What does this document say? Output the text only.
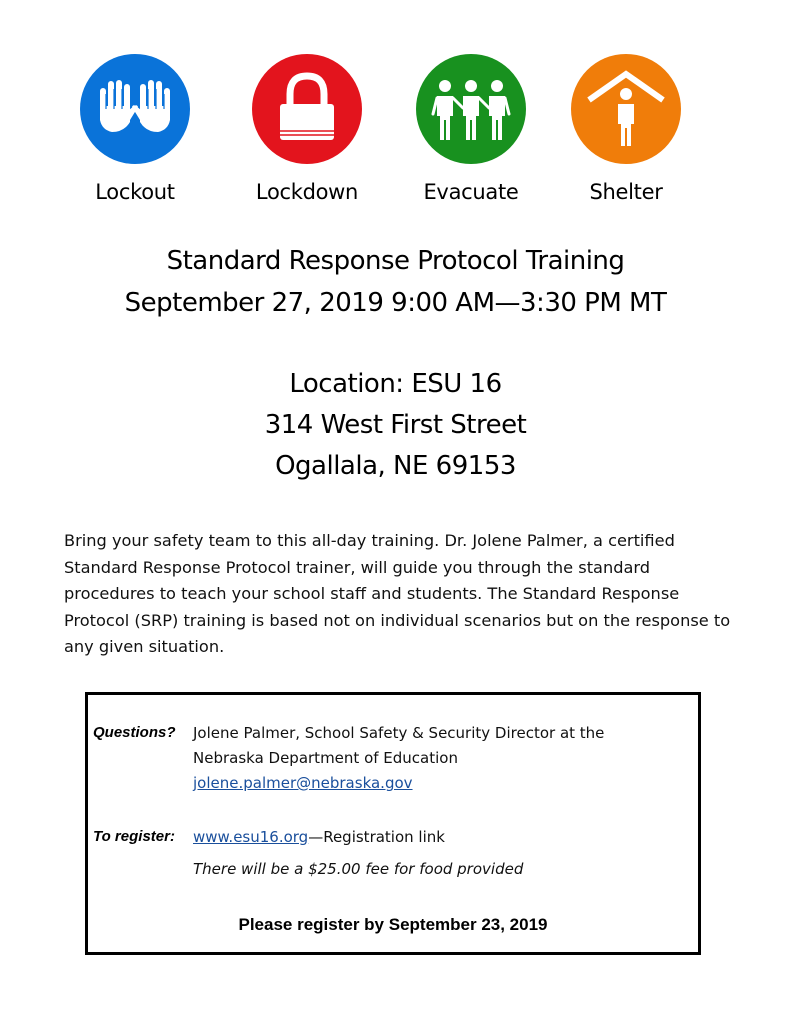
Lockout	Lockdown	Evacuate	Shelter
Standard Response Protocol Training
September 27, 2019 9:00 AM—3:30 PM MT
Location: ESU 16
314 West First Street
Ogallala, NE 69153
Bring your safety team to this all-day training. Dr. Jolene Palmer, a certified Standard Response Protocol trainer, will guide you through the standard procedures to teach your school staff and students. The Standard Response Protocol (SRP) training is based not on individual scenarios but on the response to any given situation.
Questions? Jolene Palmer, School Safety & Security Director at the
Nebraska Department of Education
jolene.palmer@nebraska.gov
To register: www.esu16.org—Registration link
There will be a $25.00 fee for food provided
Please register by September 23, 2019
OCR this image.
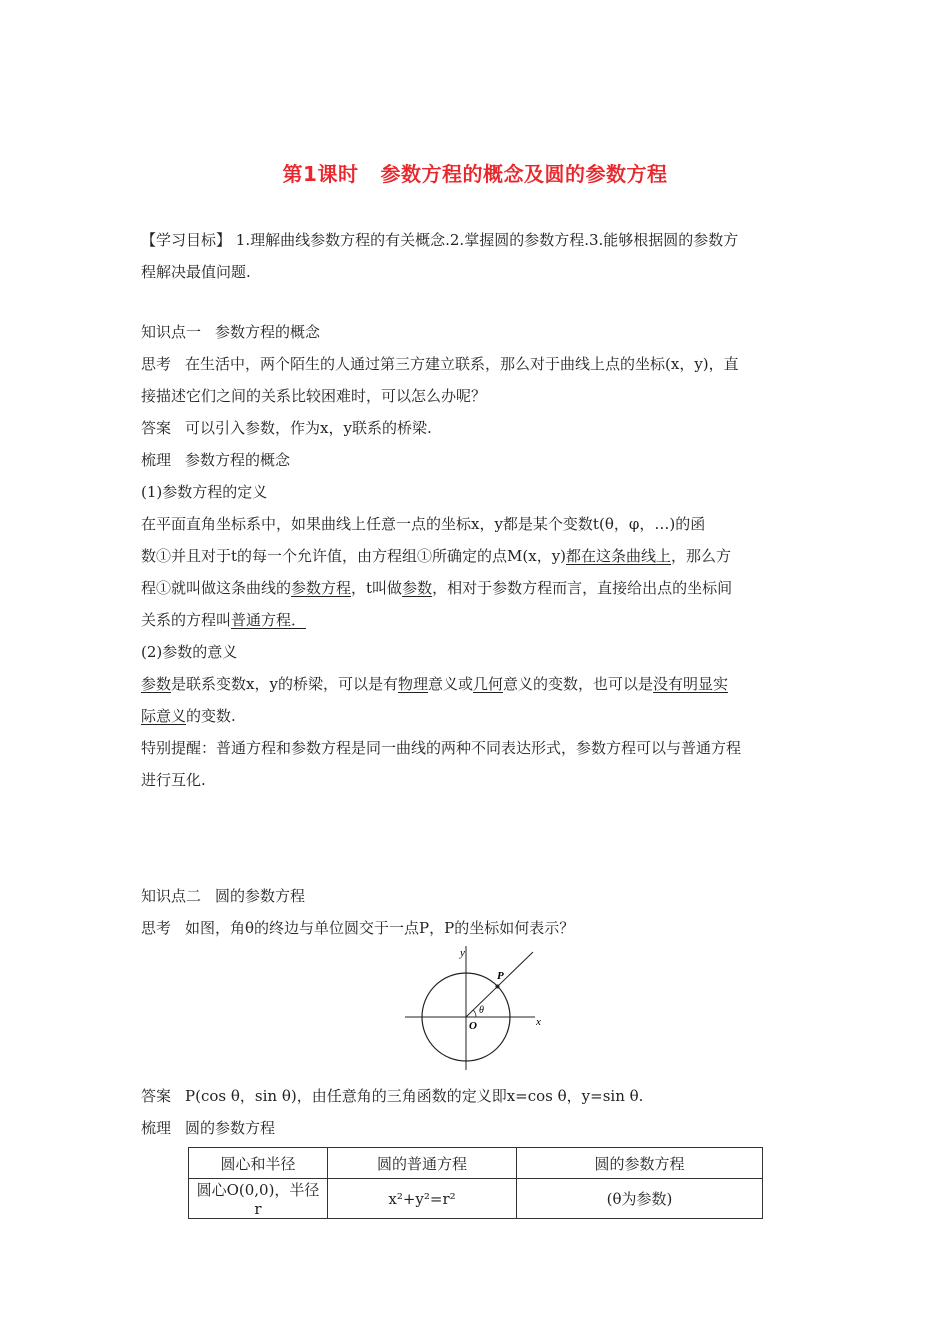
第1课时 参数方程的概念及圆的参数方程
【学习目标】 1.理解曲线参数方程的有关概念.2.掌握圆的参数方程.3.能够根据圆的参数方
程解决最值问题.
知识点一 参数方程的概念
思考 在生活中，两个陌生的人通过第三方建立联系，那么对于曲线上点的坐标(x，y)，直
接描述它们之间的关系比较困难时，可以怎么办呢？
答案 可以引入参数，作为x，y联系的桥梁.
梳理 参数方程的概念
(1)参数方程的定义
在平面直角坐标系中，如果曲线上任意一点的坐标x，y都是某个变数t(θ，φ，…)的函
数①并且对于t的每一个允许值，由方程组①所确定的点M(x，y)都在这条曲线上，那么方
程①就叫做这条曲线的参数方程，t叫做参数，相对于参数方程而言，直接给出点的坐标间
关系的方程叫普通方程．
(2)参数的意义
参数是联系变数x，y的桥梁，可以是有物理意义或几何意义的变数，也可以是没有明显实
际意义的变数.
特别提醒：普通方程和参数方程是同一曲线的两种不同表达形式，参数方程可以与普通方程
进行互化.
知识点二 圆的参数方程
思考 如图，角θ的终边与单位圆交于一点P，P的坐标如何表示？
y
x
O
P
θ
答案 P(cos θ，sin θ)，由任意角的三角函数的定义即x=cos θ，y=sin θ.
梳理 圆的参数方程
圆心和半径	圆的普通方程	圆的参数方程
圆心O(0,0)，半径r	x²+y²=r²	(θ为参数)
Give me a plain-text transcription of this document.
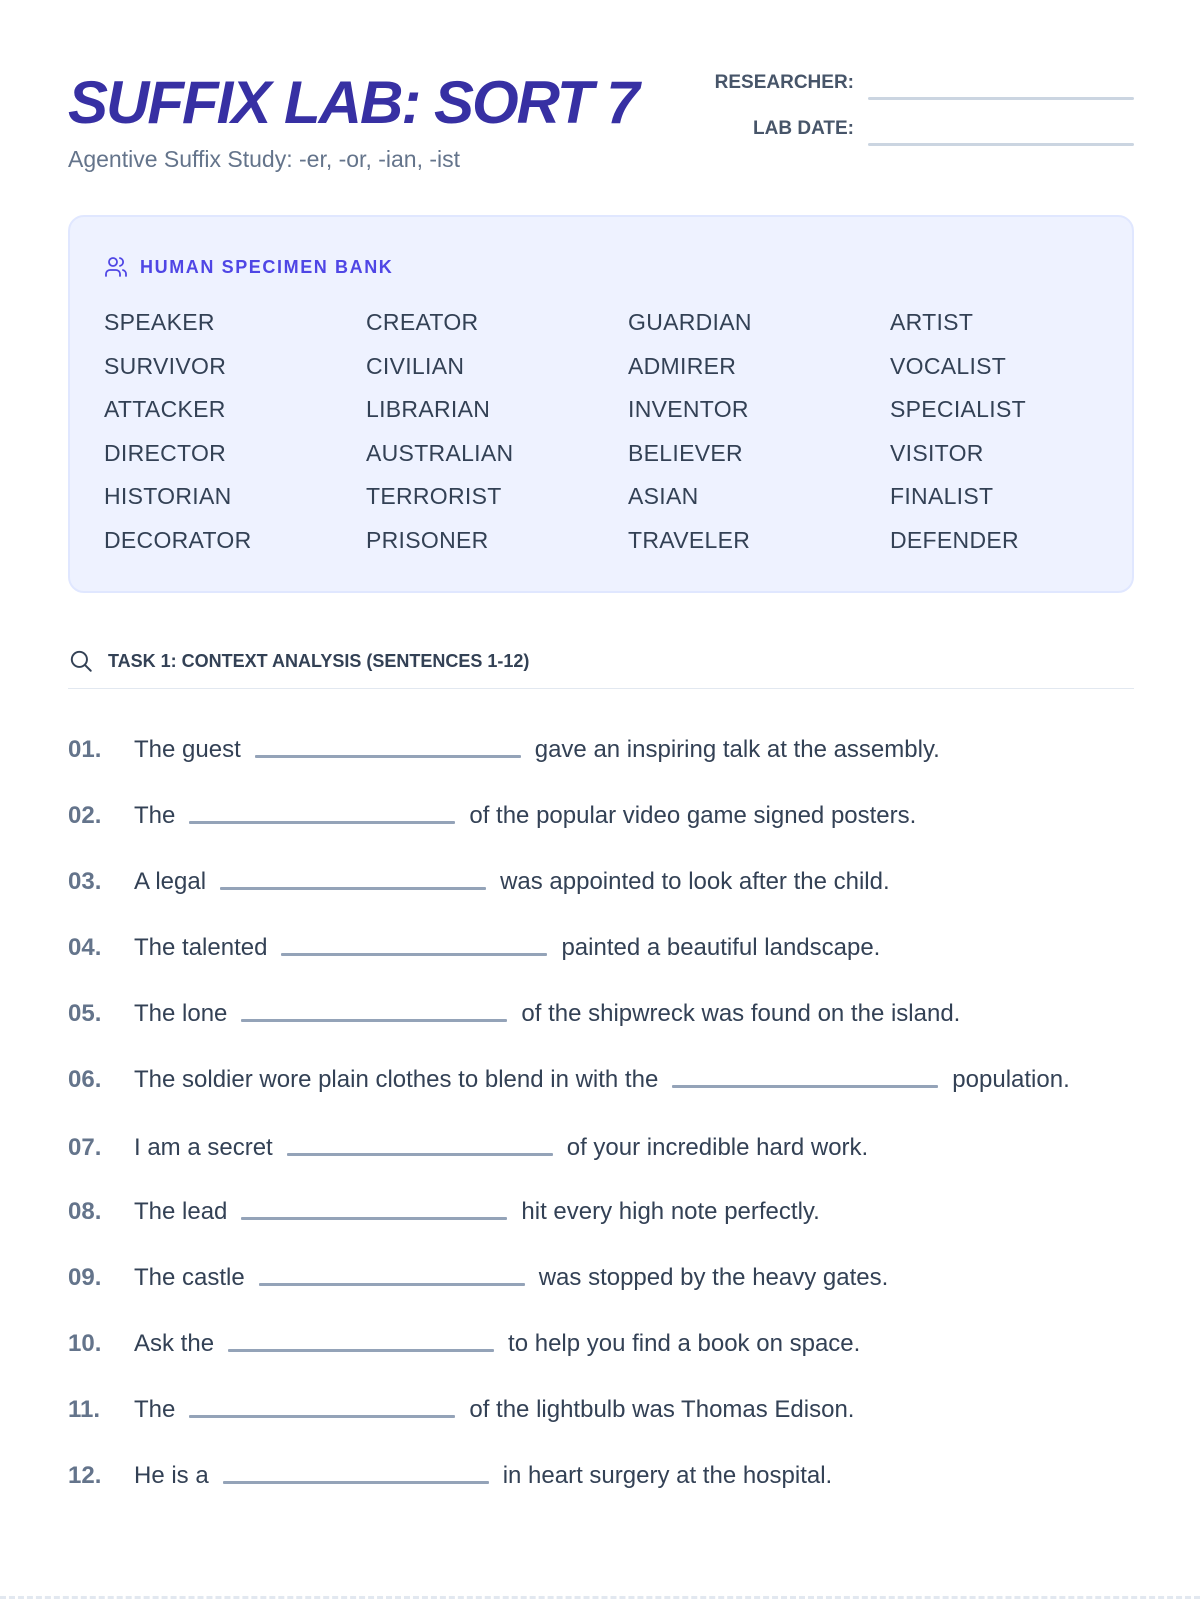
SUFFIX LAB: SORT 7
Agentive Suffix Study: -er, -or, -ian, -ist
RESEARCHER:
LAB DATE:
HUMAN SPECIMEN BANK
SPEAKER	CREATOR	GUARDIAN	ARTIST
SURVIVOR	CIVILIAN	ADMIRER	VOCALIST
ATTACKER	LIBRARIAN	INVENTOR	SPECIALIST
DIRECTOR	AUSTRALIAN	BELIEVER	VISITOR
HISTORIAN	TERRORIST	ASIAN	FINALIST
DECORATOR	PRISONER	TRAVELER	DEFENDER
TASK 1: CONTEXT ANALYSIS (SENTENCES 1-12)
01.	The guest	gave an inspiring talk at the assembly.
02.	The	of the popular video game signed posters.
03.	A legal	was appointed to look after the child.
04.	The talented	painted a beautiful landscape.
05.	The lone	of the shipwreck was found on the island.
06.	The soldier wore plain clothes to blend in with the	population.
07.	I am a secret	of your incredible hard work.
08.	The lead	hit every high note perfectly.
09.	The castle	was stopped by the heavy gates.
10.	Ask the	to help you find a book on space.
11.	The	of the lightbulb was Thomas Edison.
12.	He is a	in heart surgery at the hospital.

·····

→ PROBLEM REQUIREMENTS: Apart from the pictures, the entries above are to be repeated in full and exactly.

→ CORRECT RESPONSE:
What does this document say? Output the text only.
Lockout	Lockdown	Evacuate	Shelter
Standard Response Protocol Training
September 27, 2019 9:00 AM—3:30 PM MT
Location: ESU 16
314 West First Street
Ogallala, NE 69153
Bring your safety team to this all-day training. Dr. Jolene Palmer, a certified Standard Response Protocol trainer, will guide you through the standard procedures to teach your school staff and students. The Standard Response Protocol (SRP) training is based not on individual scenarios but on the response to any given situation.
Questions? Jolene Palmer, School Safety & Security Director at the
Nebraska Department of Education
jolene.palmer@nebraska.gov
To register: www.esu16.org—Registration link
There will be a $25.00 fee for food provided
Please register by September 23, 2019
OCR this image.
第1课时 参数方程的概念及圆的参数方程
【学习目标】 1.理解曲线参数方程的有关概念.2.掌握圆的参数方程.3.能够根据圆的参数方
程解决最值问题.
知识点一 参数方程的概念
思考 在生活中，两个陌生的人通过第三方建立联系，那么对于曲线上点的坐标(x，y)，直
接描述它们之间的关系比较困难时，可以怎么办呢？
答案 可以引入参数，作为x，y联系的桥梁.
梳理 参数方程的概念
(1)参数方程的定义
在平面直角坐标系中，如果曲线上任意一点的坐标x，y都是某个变数t(θ，φ，…)的函
数①并且对于t的每一个允许值，由方程组①所确定的点M(x，y)都在这条曲线上，那么方
程①就叫做这条曲线的参数方程，t叫做参数，相对于参数方程而言，直接给出点的坐标间
关系的方程叫普通方程．
(2)参数的意义
参数是联系变数x，y的桥梁，可以是有物理意义或几何意义的变数，也可以是没有明显实
际意义的变数.
特别提醒：普通方程和参数方程是同一曲线的两种不同表达形式，参数方程可以与普通方程
进行互化.
知识点二 圆的参数方程
思考 如图，角θ的终边与单位圆交于一点P，P的坐标如何表示？
y
x
O
P
θ
答案 P(cos θ，sin θ)，由任意角的三角函数的定义即x=cos θ，y=sin θ.
梳理 圆的参数方程
圆心和半径	圆的普通方程	圆的参数方程
圆心O(0,0)，半径r	x²+y²=r²	(θ为参数)
Give me a plain-text transcription of this document.
SUFFIX LAB: SORT 7
Agentive Suffix Study: -er, -or, -ian, -ist
RESEARCHER:
LAB DATE:
HUMAN SPECIMEN BANK
SPEAKER	CREATOR	GUARDIAN	ARTIST
SURVIVOR	CIVILIAN	ADMIRER	VOCALIST
ATTACKER	LIBRARIAN	INVENTOR	SPECIALIST
DIRECTOR	AUSTRALIAN	BELIEVER	VISITOR
HISTORIAN	TERRORIST	ASIAN	FINALIST
DECORATOR	PRISONER	TRAVELER	DEFENDER
TASK 1: CONTEXT ANALYSIS (SENTENCES 1-12)
01.	The guest	gave an inspiring talk at the assembly.
02.	The	of the popular video game signed posters.
03.	A legal	was appointed to look after the child.
04.	The talented	painted a beautiful landscape.
05.	The lone	of the shipwreck was found on the island.
06.	The soldier wore plain clothes to blend in with the	population.
07.	I am a secret	of your incredible hard work.
08.	The lead	hit every high note perfectly.
09.	The castle	was stopped by the heavy gates.
10.	Ask the	to help you find a book on space.
11.	The	of the lightbulb was Thomas Edison.
12.	He is a	in heart surgery at the hospital.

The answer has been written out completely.